▸ Given exercise
The records below should be written out again, exactly.

▸ Input rows
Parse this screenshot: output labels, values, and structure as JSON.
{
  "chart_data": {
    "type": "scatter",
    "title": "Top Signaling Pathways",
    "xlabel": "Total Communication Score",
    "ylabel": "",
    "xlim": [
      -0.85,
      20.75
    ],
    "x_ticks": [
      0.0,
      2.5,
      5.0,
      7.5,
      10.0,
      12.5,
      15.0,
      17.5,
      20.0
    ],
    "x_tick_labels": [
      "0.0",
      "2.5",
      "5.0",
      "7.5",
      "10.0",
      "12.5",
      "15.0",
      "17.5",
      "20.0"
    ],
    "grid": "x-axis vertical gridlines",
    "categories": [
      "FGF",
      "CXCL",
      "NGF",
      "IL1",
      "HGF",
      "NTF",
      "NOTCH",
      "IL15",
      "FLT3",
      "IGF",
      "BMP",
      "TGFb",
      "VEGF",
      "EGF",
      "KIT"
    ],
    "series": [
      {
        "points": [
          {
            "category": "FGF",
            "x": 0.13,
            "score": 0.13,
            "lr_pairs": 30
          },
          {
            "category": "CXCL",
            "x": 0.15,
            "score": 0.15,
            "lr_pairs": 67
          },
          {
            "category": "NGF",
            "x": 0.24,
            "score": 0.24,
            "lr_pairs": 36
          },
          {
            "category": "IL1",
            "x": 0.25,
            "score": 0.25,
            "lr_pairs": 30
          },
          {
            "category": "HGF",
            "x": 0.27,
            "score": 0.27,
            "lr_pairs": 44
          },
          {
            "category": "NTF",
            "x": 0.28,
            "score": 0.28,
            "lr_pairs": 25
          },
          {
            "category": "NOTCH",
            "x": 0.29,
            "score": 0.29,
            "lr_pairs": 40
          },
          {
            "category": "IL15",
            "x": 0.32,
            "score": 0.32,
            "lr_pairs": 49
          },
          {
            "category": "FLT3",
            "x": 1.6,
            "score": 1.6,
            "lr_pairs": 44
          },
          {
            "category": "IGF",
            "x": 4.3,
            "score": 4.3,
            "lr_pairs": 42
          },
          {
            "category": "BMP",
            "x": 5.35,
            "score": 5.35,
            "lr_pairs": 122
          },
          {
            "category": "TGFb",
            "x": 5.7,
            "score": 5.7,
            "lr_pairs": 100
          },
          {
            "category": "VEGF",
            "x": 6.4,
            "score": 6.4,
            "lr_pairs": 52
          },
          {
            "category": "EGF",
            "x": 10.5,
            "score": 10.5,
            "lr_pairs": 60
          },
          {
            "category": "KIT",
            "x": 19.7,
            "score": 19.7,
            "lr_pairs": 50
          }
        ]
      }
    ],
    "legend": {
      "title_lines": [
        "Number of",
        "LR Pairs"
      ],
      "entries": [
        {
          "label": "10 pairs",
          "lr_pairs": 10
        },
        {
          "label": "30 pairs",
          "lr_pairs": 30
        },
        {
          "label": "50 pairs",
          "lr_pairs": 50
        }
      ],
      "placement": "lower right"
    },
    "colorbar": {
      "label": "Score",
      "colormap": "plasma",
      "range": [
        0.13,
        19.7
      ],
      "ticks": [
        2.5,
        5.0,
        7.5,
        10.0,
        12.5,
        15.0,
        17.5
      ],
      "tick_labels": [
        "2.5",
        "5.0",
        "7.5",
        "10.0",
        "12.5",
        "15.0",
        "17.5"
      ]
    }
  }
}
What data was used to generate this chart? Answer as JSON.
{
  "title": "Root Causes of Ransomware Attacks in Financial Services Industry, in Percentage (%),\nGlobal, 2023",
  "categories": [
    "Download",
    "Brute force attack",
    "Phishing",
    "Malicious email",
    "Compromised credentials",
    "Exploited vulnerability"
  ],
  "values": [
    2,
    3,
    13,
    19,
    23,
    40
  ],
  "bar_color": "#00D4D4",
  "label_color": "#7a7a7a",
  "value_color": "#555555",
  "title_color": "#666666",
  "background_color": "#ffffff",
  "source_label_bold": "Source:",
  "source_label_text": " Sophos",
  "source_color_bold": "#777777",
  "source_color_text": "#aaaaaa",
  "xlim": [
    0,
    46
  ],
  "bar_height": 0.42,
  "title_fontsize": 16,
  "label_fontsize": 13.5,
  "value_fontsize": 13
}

▸ Solved exercise
Parse this screenshot: output labels, values, and structure as JSON.
{
  "chart_data": {
    "type": "scatter",
    "title": "Top Signaling Pathways",
    "xlabel": "Total Communication Score",
    "ylabel": "",
    "xlim": [
      -0.85,
      20.75
    ],
    "x_ticks": [
      0.0,
      2.5,
      5.0,
      7.5,
      10.0,
      12.5,
      15.0,
      17.5,
      20.0
    ],
    "x_tick_labels": [
      "0.0",
      "2.5",
      "5.0",
      "7.5",
      "10.0",
      "12.5",
      "15.0",
      "17.5",
      "20.0"
    ],
    "grid": "x-axis vertical gridlines",
    "categories": [
      "FGF",
      "CXCL",
      "NGF",
      "IL1",
      "HGF",
      "NTF",
      "NOTCH",
      "IL15",
      "FLT3",
      "IGF",
      "BMP",
      "TGFb",
      "VEGF",
      "EGF",
      "KIT"
    ],
    "series": [
      {
        "points": [
          {
            "category": "FGF",
            "x": 0.13,
            "score": 0.13,
            "lr_pairs": 30
          },
          {
            "category": "CXCL",
            "x": 0.15,
            "score": 0.15,
            "lr_pairs": 67
          },
          {
            "category": "NGF",
            "x": 0.24,
            "score": 0.24,
            "lr_pairs": 36
          },
          {
            "category": "IL1",
            "x": 0.25,
            "score": 0.25,
            "lr_pairs": 30
          },
          {
            "category": "HGF",
            "x": 0.27,
            "score": 0.27,
            "lr_pairs": 44
          },
          {
            "category": "NTF",
            "x": 0.28,
            "score": 0.28,
            "lr_pairs": 25
          },
          {
            "category": "NOTCH",
            "x": 0.29,
            "score": 0.29,
            "lr_pairs": 40
          },
          {
            "category": "IL15",
            "x": 0.32,
            "score": 0.32,
            "lr_pairs": 49
          },
          {
            "category": "FLT3",
            "x": 1.6,
            "score": 1.6,
            "lr_pairs": 44
          },
          {
            "category": "IGF",
            "x": 4.3,
            "score": 4.3,
            "lr_pairs": 42
          },
          {
            "category": "BMP",
            "x": 5.35,
            "score": 5.35,
            "lr_pairs": 122
          },
          {
            "category": "TGFb",
            "x": 5.7,
            "score": 5.7,
            "lr_pairs": 100
          },
          {
            "category": "VEGF",
            "x": 6.4,
            "score": 6.4,
            "lr_pairs": 52
          },
          {
            "category": "EGF",
            "x": 10.5,
            "score": 10.5,
            "lr_pairs": 60
          },
          {
            "category": "KIT",
            "x": 19.7,
            "score": 19.7,
            "lr_pairs": 50
          }
        ]
      }
    ],
    "legend": {
      "title_lines": [
        "Number of",
        "LR Pairs"
      ],
      "entries": [
        {
          "label": "10 pairs",
          "lr_pairs": 10
        },
        {
          "label": "30 pairs",
          "lr_pairs": 30
        },
        {
          "label": "50 pairs",
          "lr_pairs": 50
        }
      ],
      "placement": "lower right"
    },
    "colorbar": {
      "label": "Score",
      "colormap": "plasma",
      "range": [
        0.13,
        19.7
      ],
      "ticks": [
        2.5,
        5.0,
        7.5,
        10.0,
        12.5,
        15.0,
        17.5
      ],
      "tick_labels": [
        "2.5",
        "5.0",
        "7.5",
        "10.0",
        "12.5",
        "15.0",
        "17.5"
      ]
    }
  }
}
What data was used to generate this chart? Answer as JSON.
{
  "title": "Root Causes of Ransomware Attacks in Financial Services Industry, in Percentage (%),\nGlobal, 2023",
  "categories": [
    "Download",
    "Brute force attack",
    "Phishing",
    "Malicious email",
    "Compromised credentials",
    "Exploited vulnerability"
  ],
  "values": [
    2,
    3,
    13,
    19,
    23,
    40
  ],
  "bar_color": "#00D4D4",
  "label_color": "#7a7a7a",
  "value_color": "#555555",
  "title_color": "#666666",
  "background_color": "#ffffff",
  "source_label_bold": "Source:",
  "source_label_text": " Sophos",
  "source_color_bold": "#777777",
  "source_color_text": "#aaaaaa",
  "xlim": [
    0,
    46
  ],
  "bar_height": 0.42,
  "title_fontsize": 16,
  "label_fontsize": 13.5,
  "value_fontsize": 13
}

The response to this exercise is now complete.